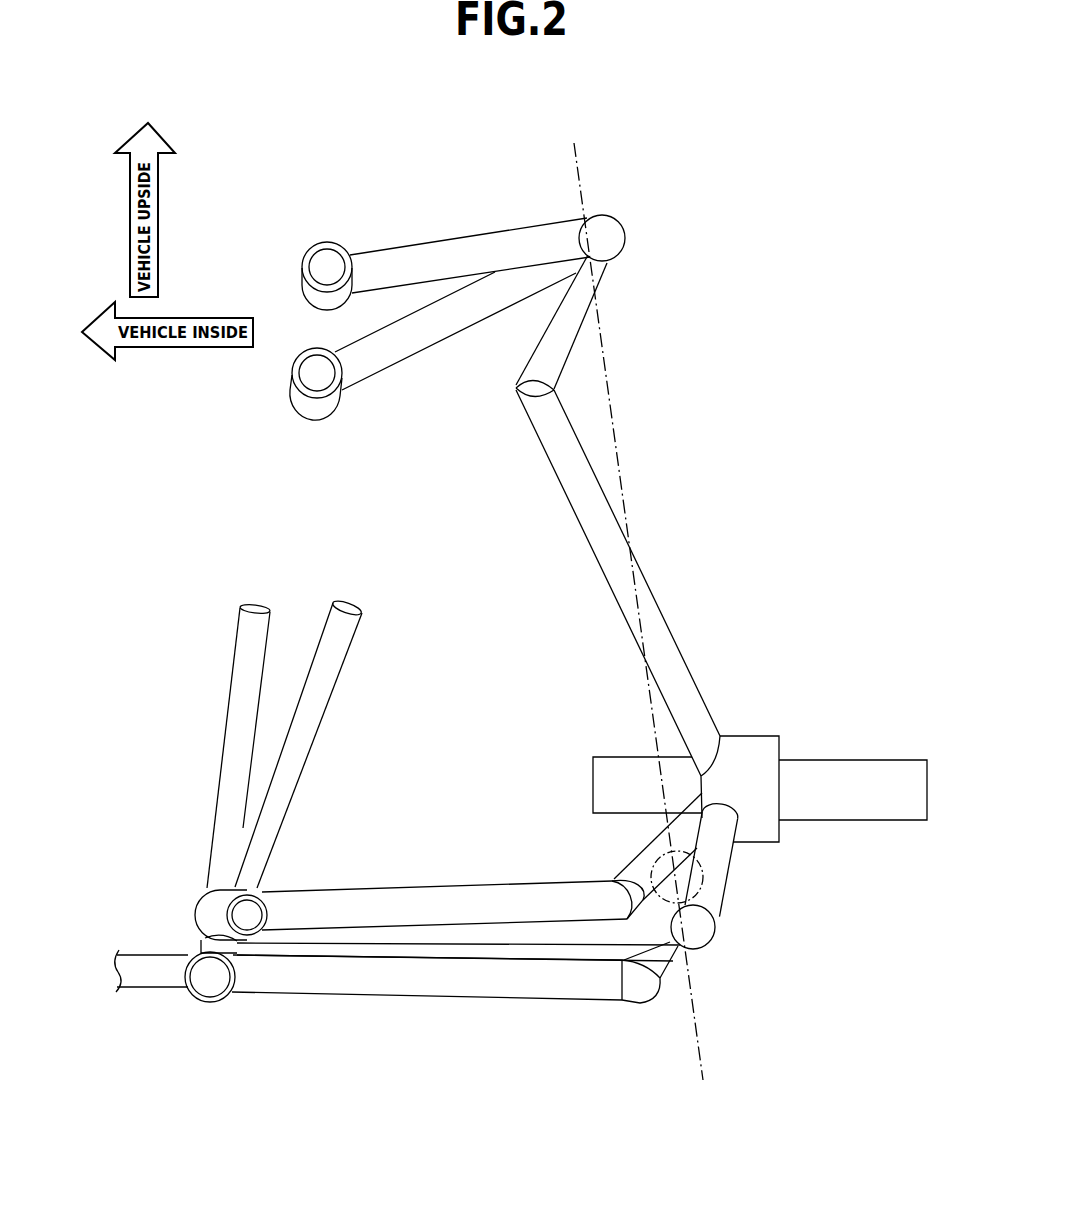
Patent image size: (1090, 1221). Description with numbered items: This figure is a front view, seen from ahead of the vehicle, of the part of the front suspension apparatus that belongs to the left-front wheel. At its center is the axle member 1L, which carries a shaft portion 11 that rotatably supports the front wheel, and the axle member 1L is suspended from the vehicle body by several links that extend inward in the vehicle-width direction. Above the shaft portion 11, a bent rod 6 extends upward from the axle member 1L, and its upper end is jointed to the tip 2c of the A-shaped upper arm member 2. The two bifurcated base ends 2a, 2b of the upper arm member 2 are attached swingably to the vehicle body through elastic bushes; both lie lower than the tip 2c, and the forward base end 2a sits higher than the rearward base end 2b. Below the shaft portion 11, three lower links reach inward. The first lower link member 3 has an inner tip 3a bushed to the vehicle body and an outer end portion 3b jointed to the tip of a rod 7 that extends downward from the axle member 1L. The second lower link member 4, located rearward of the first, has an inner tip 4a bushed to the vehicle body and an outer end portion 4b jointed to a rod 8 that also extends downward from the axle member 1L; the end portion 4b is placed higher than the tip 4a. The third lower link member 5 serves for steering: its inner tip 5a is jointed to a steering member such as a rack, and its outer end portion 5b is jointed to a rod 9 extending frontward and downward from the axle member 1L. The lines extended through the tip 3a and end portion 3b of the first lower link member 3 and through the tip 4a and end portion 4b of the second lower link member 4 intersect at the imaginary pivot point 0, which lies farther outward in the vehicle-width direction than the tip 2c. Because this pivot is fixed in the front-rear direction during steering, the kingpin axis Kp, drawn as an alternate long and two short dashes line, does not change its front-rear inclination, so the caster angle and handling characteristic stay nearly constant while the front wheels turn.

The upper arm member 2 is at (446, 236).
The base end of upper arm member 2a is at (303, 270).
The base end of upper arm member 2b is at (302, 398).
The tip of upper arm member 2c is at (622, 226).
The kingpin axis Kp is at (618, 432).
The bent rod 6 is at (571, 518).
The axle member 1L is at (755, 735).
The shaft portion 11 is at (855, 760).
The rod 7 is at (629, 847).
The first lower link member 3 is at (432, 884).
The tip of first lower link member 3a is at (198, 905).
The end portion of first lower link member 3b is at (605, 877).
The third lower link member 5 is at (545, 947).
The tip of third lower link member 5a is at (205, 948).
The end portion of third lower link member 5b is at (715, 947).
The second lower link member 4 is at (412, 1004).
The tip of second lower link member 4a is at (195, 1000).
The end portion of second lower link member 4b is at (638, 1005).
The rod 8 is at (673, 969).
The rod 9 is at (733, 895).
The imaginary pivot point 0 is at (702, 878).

__________

__Required work__: Render the listing above as a two-column Markdown table headed "Row" and "Text," with each non-blank line numbered in order and the picture left out.

__Reply__:
| Row | Text |
|---|---|
| 1 | Patent image size: (1090, 1221). Description with numbered items: This figure is a front view, seen from ahead of the vehicle, of the part of the front suspension apparatus that belongs to the left-front wheel. At its center is the axle member 1L, which carries a shaft portion 11 that rotatably supports the front wheel, and the axle member 1L is suspended from the vehicle body by several links that extend inward in the vehicle-width direction. Above the shaft portion 11, a bent rod 6 extends upward from the axle member 1L, and its upper end is jointed to the tip 2c of the A-shaped upper arm member 2. The two bifurcated base ends 2a, 2b of the upper arm member 2 are attached swingably to the vehicle body through elastic bushes; both lie lower than the tip 2c, and the forward base end 2a sits higher than the rearward base end 2b. Below the shaft portion 11, three lower links reach inward. The first lower link member 3 has an inner tip 3a bushed to the vehicle body and an outer end portion 3b jointed to the tip of a rod 7 that extends downward from the axle member 1L. The second lower link member 4, located rearward of the first, has an inner tip 4a bushed to the vehicle body and an outer end portion 4b jointed to a rod 8 that also extends downward from the axle member 1L; the end portion 4b is placed higher than the tip 4a. The third lower link member 5 serves for steering: its inner tip 5a is jointed to a steering member such as a rack, and its outer end portion 5b is jointed to a rod 9 extending frontward and downward from the axle member 1L. The lines extended through the tip 3a and end portion 3b of the first lower link member 3 and through the tip 4a and end portion 4b of the second lower link member 4 intersect at the imaginary pivot point 0, which lies farther outward in the vehicle-width direction than the tip 2c. Because this pivot is fixed in the front-rear direction during steering, the kingpin axis Kp, drawn as an alternate long and two short dashes line, does not change its front-rear inclination, so the caster angle and handling characteristic stay nearly constant while the front wheels turn. |
| 2 | The upper arm member 2 is at (446, 236). |
| 3 | The base end of upper arm member 2a is at (303, 270). |
| 4 | The base end of upper arm member 2b is at (302, 398). |
| 5 | The tip of upper arm member 2c is at (622, 226). |
| 6 | The kingpin axis Kp is at (618, 432). |
| 7 | The bent rod 6 is at (571, 518). |
| 8 | The axle member 1L is at (755, 735). |
| 9 | The shaft portion 11 is at (855, 760). |
| 10 | The rod 7 is at (629, 847). |
| 11 | The first lower link member 3 is at (432, 884). |
| 12 | The tip of first lower link member 3a is at (198, 905). |
| 13 | The end portion of first lower link member 3b is at (605, 877). |
| 14 | The third lower link member 5 is at (545, 947). |
| 15 | The tip of third lower link member 5a is at (205, 948). |
| 16 | The end portion of third lower link member 5b is at (715, 947). |
| 17 | The second lower link member 4 is at (412, 1004). |
| 18 | The tip of second lower link member 4a is at (195, 1000). |
| 19 | The end portion of second lower link member 4b is at (638, 1005). |
| 20 | The rod 8 is at (673, 969). |
| 21 | The rod 9 is at (733, 895). |
| 22 | The imaginary pivot point 0 is at (702, 878). |